What needs to be done:
Report how many lines of the items below contain the string "puzzle", treating uppercase and lowercase as different. Give only the number.

[Entries for layout elements]
▼
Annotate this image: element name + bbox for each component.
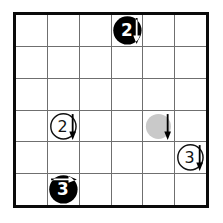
cell-r1c4[interactable]: 2	[112, 15, 143, 46]
clue-number: 3	[57, 180, 69, 200]
cell-r6c4[interactable]	[112, 174, 143, 205]
cell-r3c3[interactable]	[80, 79, 111, 110]
clue-black-circle-graphic: 3	[48, 174, 79, 205]
cell-r4c5[interactable]	[143, 111, 174, 142]
puzzle-board: 2233	[13, 12, 209, 208]
puzzle-page: 2233	[0, 0, 223, 223]
cell-r6c3[interactable]	[80, 174, 111, 205]
cell-r2c4[interactable]	[112, 47, 143, 78]
cell-r4c6[interactable]	[175, 111, 206, 142]
cell-r5c4[interactable]	[112, 142, 143, 173]
cell-r6c6[interactable]	[175, 174, 206, 205]
cell-r1c3[interactable]	[80, 15, 111, 46]
cell-r6c1[interactable]	[16, 174, 47, 205]
cell-r1c2[interactable]	[48, 15, 79, 46]
clue-number: 3	[185, 148, 195, 167]
cell-r4c3[interactable]	[80, 111, 111, 142]
clue-black-circle-graphic: 2	[112, 15, 143, 46]
cell-r6c5[interactable]	[143, 174, 174, 205]
cell-r5c1[interactable]	[16, 142, 47, 173]
cell-r2c5[interactable]	[143, 47, 174, 78]
cell-r1c6[interactable]	[175, 15, 206, 46]
clue-gray-circle-graphic	[143, 111, 174, 142]
cell-r3c6[interactable]	[175, 79, 206, 110]
cell-r5c3[interactable]	[80, 142, 111, 173]
cell-r5c5[interactable]	[143, 142, 174, 173]
cell-r3c1[interactable]	[16, 79, 47, 110]
cell-r1c1[interactable]	[16, 15, 47, 46]
cell-r2c3[interactable]	[80, 47, 111, 78]
cell-r5c6[interactable]: 3	[175, 142, 206, 173]
cell-r2c2[interactable]	[48, 47, 79, 78]
cell-r2c6[interactable]	[175, 47, 206, 78]
cell-r5c2[interactable]	[48, 142, 79, 173]
cell-r1c5[interactable]	[143, 15, 174, 46]
cell-r4c2[interactable]: 2	[48, 111, 79, 142]
cell-r4c4[interactable]	[112, 111, 143, 142]
clue-white-circle-graphic: 3	[175, 142, 206, 173]
cell-r4c1[interactable]	[16, 111, 47, 142]
clue-white-circle-graphic: 2	[48, 111, 79, 142]
clue-number: 2	[57, 117, 67, 136]
cell-r2c1[interactable]	[16, 47, 47, 78]
clue-number: 2	[120, 20, 132, 40]
cell-r3c2[interactable]	[48, 79, 79, 110]
cell-r3c4[interactable]	[112, 79, 143, 110]
cell-r3c5[interactable]	[143, 79, 174, 110]
cell-r6c2[interactable]: 3	[48, 174, 79, 205]
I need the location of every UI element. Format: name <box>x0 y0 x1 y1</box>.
▲
Reply to the exercise:
2